Leave every picture out and write out the records below exactly.

# # # # #

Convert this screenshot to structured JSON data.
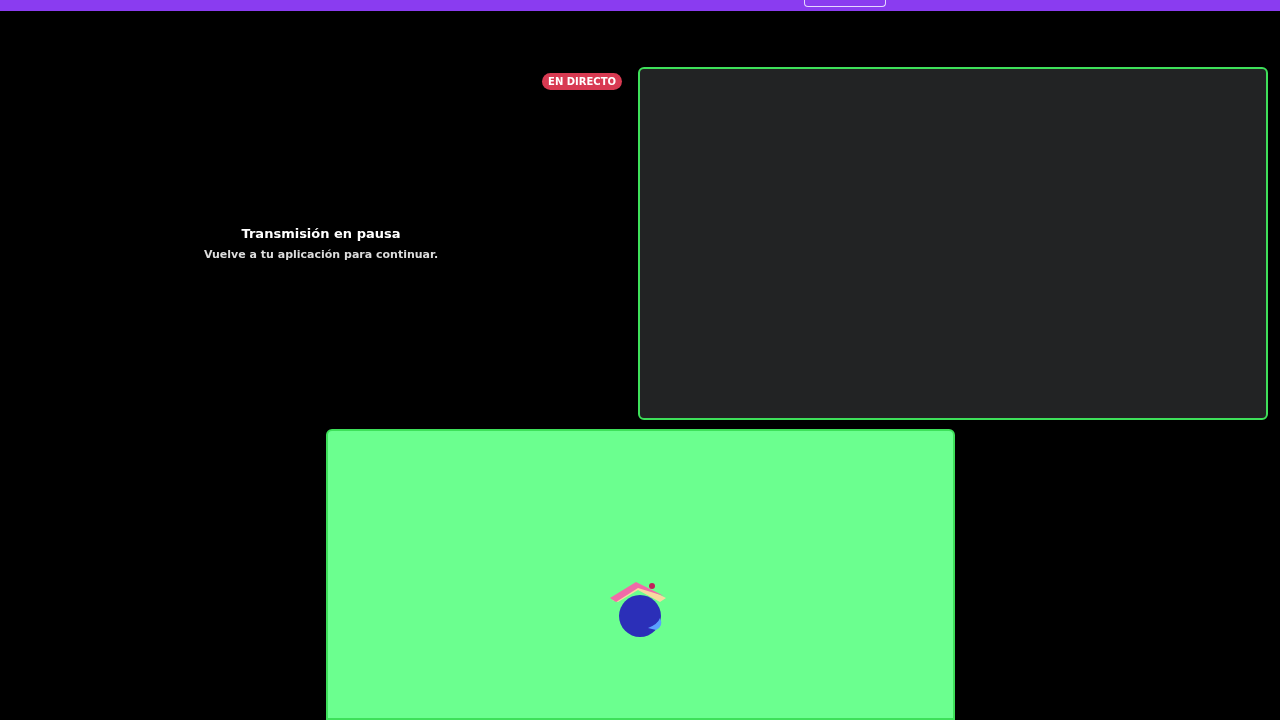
{
  "tiles": [
    {
      "kind": "stream",
      "speaking": false,
      "badge": "EN DIRECTO",
      "title": "Transmisión en pausa",
      "message": "Vuelve a tu aplicación para continuar."
    },
    {
      "kind": "camera",
      "speaking": true
    },
    {
      "kind": "avatar",
      "speaking": true
    }
  ]
}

# # # # #

RESPONSE TO THE TASK.
Convert this screenshot to structured JSON data.
{
  "tiles": [
    {
      "kind": "stream",
      "speaking": false,
      "badge": "EN DIRECTO",
      "title": "Transmisión en pausa",
      "message": "Vuelve a tu aplicación para continuar."
    },
    {
      "kind": "camera",
      "speaking": true
    },
    {
      "kind": "avatar",
      "speaking": true
    }
  ]
}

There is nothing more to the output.